**Passage du texte**
——

La famille Uesugi possédait son propre sanctuaire (ci-dessous) et le Keishoden (deuxième photo ci-dessous), musée des trésors du même sanctuaire, qui rassemble plus de mille objets ayant appartenu à la famille et des effets personnels de Uesugi Kenshin. Il est bien entendu interdit de prendre des photos à l'intérieur. Quant au sanctuaire, il fut dédié à Uesugi Kenshin et est situé sur le site de l'ancien château. Ce sanctuaire, construit sous l'ère Meiji, brulera en 1919 (lors du grand incendie de Yonezawa) et sera rebâti par un architecte local, le Dr Chuta.
Non loin de là, se trouve le musée Uesugi. Celui-ci permet de découvrir l'histoire et la culture de Yonezawa et de la famille Uesugi. Il est par contre dommage que toutes les informations soient en japonais. On peut ainsi apprendre ce qu'était le clan Uesugi ainsi que le fief de Yonezawa pendant la période Edo. Les fouilles archéologiques de l'ancien château sont aussi présentées. On nous explique enfin les efforts considérables fournis par Uesugi Kenshin afin d'assainir les finances de la ville. Il est un trésor à ne pas manquer : le paravent Rakutyu-Rakugai-zu-Byobu (ci-dessous). Ce trésor national dépeint des scènes qui se passent à l'intérieur et à l'extérieur de Kyoto, ville passée sous la coupe du clan Uesugi. Ces panneaux qui furent présentés à Uesugi Kenshin en 1574 par Oda Nobunaga, étaient détenus par le clan Uesugi. Ils sont l'oeuvre du peintre, Kano Eitoku, le meilleur peintre des périodes Muromachi et Azuchi-Momoyama. Cette peinture qui décrit les gens de Kyoto à la fin de la période Muromachi (milieu du XVIè siècle), avec leurs habitudes, constitue un chef-d'oeuvre de l'art nippon.

——

**Données fournies**
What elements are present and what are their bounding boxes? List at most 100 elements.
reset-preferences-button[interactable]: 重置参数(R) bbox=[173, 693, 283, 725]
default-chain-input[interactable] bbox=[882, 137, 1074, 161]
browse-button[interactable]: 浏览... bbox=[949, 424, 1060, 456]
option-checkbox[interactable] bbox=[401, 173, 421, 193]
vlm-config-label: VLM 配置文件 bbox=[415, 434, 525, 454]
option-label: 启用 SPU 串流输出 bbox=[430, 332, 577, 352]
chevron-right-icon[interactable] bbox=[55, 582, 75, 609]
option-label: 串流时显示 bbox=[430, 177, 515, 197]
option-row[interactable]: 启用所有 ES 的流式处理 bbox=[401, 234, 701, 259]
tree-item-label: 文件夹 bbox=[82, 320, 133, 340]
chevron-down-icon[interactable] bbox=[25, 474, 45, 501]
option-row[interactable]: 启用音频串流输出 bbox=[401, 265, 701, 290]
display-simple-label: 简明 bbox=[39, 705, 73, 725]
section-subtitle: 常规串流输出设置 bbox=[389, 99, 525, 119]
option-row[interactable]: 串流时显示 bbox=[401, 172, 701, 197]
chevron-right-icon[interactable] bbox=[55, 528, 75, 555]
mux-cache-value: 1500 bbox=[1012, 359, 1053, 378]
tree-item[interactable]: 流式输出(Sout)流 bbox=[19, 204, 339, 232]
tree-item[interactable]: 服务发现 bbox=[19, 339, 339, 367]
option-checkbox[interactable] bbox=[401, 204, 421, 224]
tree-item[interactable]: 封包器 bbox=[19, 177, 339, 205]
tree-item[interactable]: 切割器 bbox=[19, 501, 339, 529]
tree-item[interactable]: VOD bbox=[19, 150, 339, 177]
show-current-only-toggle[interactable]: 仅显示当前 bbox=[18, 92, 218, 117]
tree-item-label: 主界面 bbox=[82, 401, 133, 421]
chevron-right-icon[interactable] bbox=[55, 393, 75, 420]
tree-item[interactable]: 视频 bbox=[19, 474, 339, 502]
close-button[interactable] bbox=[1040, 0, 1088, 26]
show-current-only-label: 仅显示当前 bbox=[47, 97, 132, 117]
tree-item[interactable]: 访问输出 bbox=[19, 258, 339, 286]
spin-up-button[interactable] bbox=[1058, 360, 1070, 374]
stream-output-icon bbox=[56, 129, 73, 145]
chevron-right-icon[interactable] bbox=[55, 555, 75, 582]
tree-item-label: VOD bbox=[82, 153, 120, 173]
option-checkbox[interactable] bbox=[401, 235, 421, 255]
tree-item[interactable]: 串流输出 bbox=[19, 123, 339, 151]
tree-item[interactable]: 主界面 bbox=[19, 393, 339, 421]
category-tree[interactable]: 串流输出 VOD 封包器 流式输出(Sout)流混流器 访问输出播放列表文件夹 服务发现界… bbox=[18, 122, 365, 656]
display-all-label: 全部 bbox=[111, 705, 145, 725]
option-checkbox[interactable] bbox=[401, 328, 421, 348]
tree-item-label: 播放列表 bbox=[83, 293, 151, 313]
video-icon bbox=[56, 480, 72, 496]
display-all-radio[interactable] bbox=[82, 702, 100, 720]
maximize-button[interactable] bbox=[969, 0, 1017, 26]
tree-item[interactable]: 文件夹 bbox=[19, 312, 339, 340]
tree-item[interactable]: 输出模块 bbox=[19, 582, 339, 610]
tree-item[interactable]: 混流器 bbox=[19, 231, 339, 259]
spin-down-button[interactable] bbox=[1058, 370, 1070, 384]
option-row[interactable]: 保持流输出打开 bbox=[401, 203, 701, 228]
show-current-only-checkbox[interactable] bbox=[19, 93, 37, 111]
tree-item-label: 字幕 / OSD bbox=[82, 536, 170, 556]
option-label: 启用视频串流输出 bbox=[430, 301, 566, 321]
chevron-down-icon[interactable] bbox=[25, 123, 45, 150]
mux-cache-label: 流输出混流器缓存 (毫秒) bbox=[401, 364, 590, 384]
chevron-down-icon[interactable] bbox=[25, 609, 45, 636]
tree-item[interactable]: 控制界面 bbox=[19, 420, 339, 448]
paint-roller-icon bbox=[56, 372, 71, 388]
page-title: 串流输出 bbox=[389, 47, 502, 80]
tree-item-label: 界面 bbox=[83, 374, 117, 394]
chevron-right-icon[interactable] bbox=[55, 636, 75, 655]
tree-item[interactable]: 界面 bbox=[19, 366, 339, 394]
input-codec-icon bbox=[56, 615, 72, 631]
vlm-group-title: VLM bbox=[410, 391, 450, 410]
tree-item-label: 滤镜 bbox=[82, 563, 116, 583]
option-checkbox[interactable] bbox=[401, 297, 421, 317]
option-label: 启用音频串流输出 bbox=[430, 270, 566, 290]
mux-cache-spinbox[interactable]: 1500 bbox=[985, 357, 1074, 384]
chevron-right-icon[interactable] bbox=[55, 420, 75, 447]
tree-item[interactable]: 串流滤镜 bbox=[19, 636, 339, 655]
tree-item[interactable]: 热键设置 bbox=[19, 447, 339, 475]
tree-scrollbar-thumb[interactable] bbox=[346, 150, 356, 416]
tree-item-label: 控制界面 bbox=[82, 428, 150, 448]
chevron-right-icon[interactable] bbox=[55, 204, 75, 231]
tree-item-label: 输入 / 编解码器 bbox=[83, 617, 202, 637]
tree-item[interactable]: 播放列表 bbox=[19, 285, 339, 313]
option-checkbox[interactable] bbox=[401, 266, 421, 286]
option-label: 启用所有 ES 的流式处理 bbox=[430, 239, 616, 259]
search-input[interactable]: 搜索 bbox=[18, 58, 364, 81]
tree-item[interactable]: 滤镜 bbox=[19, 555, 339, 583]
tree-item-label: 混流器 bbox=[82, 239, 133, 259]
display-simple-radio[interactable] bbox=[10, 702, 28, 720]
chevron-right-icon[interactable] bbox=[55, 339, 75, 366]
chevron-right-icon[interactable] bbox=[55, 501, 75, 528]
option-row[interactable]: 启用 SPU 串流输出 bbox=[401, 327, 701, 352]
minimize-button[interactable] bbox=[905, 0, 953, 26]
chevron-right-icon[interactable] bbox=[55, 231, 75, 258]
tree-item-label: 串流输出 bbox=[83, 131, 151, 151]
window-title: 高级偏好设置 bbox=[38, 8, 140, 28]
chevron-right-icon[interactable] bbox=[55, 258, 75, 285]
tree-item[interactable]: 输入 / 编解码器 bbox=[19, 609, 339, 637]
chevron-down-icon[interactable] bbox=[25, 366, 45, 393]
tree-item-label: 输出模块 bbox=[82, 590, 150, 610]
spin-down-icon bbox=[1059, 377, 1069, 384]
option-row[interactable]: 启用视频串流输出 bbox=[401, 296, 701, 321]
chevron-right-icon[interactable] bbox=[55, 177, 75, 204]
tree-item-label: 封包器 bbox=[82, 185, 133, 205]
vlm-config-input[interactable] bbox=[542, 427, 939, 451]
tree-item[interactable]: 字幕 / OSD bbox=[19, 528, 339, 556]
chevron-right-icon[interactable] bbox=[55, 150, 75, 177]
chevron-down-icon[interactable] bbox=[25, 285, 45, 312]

——

**Exercice court A**
Recopiez à l'identique le passage du texte sur la famille Uesugi qui commence à « La famille Uesugi possédait » et se termine à « le Dr Chuta. ».
**Exercice court B**
D'après le texte sur la famille Uesugi, qui a offert le paravent Rakutyu-Rakugai-zu-Byobu à Uesugi Kenshin, et en quelle année ?

**Réponse complète A**
La famille Uesugi possédait son propre sanctuaire (ci-dessous) et le Keishoden (deuxième photo ci-dessous), musée des trésors du même sanctuaire, qui rassemble plus de mille objets ayant appartenu à la famille et des effets personnels de Uesugi Kenshin. Il est bien entendu interdit de prendre des photos à l'intérieur. Quant au sanctuaire, il fut dédié à Uesugi Kenshin et est situé sur le site de l'ancien château. Ce sanctuaire, construit sous l'ère Meiji, brulera en 1919 (lors du grand incendie de Yonezawa) et sera rebâti par un architecte local, le Dr Chuta.

**Réponse complète B**
Oda Nobunaga, en 1574.